--- Begin ---

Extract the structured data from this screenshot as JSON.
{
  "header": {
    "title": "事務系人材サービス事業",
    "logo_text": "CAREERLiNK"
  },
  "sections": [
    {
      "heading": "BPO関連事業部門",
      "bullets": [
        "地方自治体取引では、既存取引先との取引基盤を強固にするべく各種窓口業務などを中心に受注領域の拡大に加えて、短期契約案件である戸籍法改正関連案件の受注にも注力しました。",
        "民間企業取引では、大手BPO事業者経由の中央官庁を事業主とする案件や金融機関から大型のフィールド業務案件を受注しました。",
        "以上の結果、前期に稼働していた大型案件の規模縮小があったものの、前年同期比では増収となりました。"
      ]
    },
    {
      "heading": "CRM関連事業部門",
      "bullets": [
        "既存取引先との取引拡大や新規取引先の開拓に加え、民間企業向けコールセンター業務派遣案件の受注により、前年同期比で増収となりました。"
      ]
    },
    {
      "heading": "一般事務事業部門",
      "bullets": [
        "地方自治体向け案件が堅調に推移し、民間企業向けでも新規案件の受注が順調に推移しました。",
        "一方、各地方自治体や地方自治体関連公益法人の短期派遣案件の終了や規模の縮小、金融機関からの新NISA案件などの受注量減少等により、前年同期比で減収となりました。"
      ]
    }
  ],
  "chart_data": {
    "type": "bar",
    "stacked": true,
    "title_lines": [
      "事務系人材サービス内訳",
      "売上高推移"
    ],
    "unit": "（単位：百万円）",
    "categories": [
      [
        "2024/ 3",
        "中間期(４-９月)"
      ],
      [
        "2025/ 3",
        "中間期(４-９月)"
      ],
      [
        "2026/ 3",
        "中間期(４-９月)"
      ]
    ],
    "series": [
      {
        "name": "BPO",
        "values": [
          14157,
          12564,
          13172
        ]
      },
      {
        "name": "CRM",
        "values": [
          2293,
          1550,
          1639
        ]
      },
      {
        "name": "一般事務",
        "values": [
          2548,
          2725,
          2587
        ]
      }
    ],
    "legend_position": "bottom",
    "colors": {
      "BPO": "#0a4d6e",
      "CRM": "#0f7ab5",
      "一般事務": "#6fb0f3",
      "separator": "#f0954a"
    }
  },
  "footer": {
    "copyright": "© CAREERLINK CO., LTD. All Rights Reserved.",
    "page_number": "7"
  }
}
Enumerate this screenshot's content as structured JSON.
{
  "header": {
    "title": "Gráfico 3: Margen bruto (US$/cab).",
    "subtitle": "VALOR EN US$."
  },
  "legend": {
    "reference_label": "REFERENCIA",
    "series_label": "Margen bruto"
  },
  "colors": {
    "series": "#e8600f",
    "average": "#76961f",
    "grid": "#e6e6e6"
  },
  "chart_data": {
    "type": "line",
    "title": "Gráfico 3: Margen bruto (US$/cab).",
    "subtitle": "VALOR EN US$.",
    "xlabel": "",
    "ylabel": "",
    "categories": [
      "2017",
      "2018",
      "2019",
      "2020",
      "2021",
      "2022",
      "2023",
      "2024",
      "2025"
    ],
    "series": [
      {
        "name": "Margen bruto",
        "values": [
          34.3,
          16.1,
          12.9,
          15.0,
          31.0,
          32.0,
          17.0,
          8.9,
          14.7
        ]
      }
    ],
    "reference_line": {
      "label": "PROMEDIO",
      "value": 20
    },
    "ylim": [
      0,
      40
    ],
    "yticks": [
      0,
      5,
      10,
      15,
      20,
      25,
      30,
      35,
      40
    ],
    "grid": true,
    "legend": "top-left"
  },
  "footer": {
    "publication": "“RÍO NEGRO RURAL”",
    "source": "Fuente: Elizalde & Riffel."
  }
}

--- End ---

- [AIM]:
Which lines hold the word "heading"? Return all of them from the records above.

- [WRITTEN RESPONSE]:
      "heading": "BPO関連事業部門",
      "heading": "CRM関連事業部門",
      "heading": "一般事務事業部門",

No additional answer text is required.